[Records from a data source]
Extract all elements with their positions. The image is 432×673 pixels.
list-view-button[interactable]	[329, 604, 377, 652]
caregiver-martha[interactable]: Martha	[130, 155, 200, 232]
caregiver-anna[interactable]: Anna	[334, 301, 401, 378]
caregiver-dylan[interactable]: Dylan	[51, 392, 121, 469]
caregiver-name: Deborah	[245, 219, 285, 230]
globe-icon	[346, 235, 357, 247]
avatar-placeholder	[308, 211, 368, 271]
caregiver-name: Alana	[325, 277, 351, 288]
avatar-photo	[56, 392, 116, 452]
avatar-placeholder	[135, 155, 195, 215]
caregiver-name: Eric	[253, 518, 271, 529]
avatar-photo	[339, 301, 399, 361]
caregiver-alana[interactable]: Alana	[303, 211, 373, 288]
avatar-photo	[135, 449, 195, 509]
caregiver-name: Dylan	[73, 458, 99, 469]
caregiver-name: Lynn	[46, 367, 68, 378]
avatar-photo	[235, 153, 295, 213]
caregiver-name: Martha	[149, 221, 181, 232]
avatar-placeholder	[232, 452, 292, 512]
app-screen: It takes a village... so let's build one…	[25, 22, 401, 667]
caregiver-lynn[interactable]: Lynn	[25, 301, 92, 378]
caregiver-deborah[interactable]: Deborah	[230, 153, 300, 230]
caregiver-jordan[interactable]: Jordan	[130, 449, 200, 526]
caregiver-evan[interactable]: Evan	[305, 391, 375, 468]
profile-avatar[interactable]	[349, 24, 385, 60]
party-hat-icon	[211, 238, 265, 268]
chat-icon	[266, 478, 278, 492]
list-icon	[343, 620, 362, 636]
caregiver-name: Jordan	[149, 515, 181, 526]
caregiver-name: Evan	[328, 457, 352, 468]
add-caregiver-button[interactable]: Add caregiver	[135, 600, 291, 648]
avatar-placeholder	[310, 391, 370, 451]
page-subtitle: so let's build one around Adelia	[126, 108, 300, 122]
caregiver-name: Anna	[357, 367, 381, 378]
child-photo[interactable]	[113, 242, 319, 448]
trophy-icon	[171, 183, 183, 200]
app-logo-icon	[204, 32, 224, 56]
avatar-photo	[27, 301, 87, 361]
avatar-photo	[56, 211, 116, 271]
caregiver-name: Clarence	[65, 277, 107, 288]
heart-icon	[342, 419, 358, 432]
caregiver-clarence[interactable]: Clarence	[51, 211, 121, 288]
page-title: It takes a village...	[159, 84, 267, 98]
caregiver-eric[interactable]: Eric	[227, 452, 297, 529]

- Task statement: Reproduce every line of the items above without any change.

- Answer:
Extract all elements with their positions. The image is 432×673 pixels.
list-view-button[interactable]	[329, 604, 377, 652]
caregiver-martha[interactable]: Martha	[130, 155, 200, 232]
caregiver-anna[interactable]: Anna	[334, 301, 401, 378]
caregiver-dylan[interactable]: Dylan	[51, 392, 121, 469]
caregiver-name: Deborah	[245, 219, 285, 230]
globe-icon	[346, 235, 357, 247]
avatar-placeholder	[308, 211, 368, 271]
caregiver-name: Alana	[325, 277, 351, 288]
avatar-photo	[56, 392, 116, 452]
avatar-placeholder	[135, 155, 195, 215]
caregiver-name: Eric	[253, 518, 271, 529]
avatar-photo	[339, 301, 399, 361]
caregiver-alana[interactable]: Alana	[303, 211, 373, 288]
avatar-photo	[135, 449, 195, 509]
caregiver-name: Dylan	[73, 458, 99, 469]
caregiver-name: Lynn	[46, 367, 68, 378]
avatar-photo	[235, 153, 295, 213]
caregiver-name: Martha	[149, 221, 181, 232]
avatar-placeholder	[232, 452, 292, 512]
app-screen: It takes a village... so let's build one…	[25, 22, 401, 667]
caregiver-lynn[interactable]: Lynn	[25, 301, 92, 378]
caregiver-deborah[interactable]: Deborah	[230, 153, 300, 230]
caregiver-jordan[interactable]: Jordan	[130, 449, 200, 526]
caregiver-evan[interactable]: Evan	[305, 391, 375, 468]
profile-avatar[interactable]	[349, 24, 385, 60]
party-hat-icon	[211, 238, 265, 268]
chat-icon	[266, 478, 278, 492]
list-icon	[343, 620, 362, 636]
caregiver-name: Jordan	[149, 515, 181, 526]
caregiver-name: Evan	[328, 457, 352, 468]
add-caregiver-button[interactable]: Add caregiver	[135, 600, 291, 648]
avatar-placeholder	[310, 391, 370, 451]
page-subtitle: so let's build one around Adelia	[126, 108, 300, 122]
caregiver-name: Anna	[357, 367, 381, 378]
child-photo[interactable]	[113, 242, 319, 448]
trophy-icon	[171, 183, 183, 200]
app-logo-icon	[204, 32, 224, 56]
avatar-photo	[27, 301, 87, 361]
avatar-photo	[56, 211, 116, 271]
caregiver-name: Clarence	[65, 277, 107, 288]
heart-icon	[342, 419, 358, 432]
caregiver-clarence[interactable]: Clarence	[51, 211, 121, 288]
page-title: It takes a village...	[159, 84, 267, 98]
caregiver-eric[interactable]: Eric	[227, 452, 297, 529]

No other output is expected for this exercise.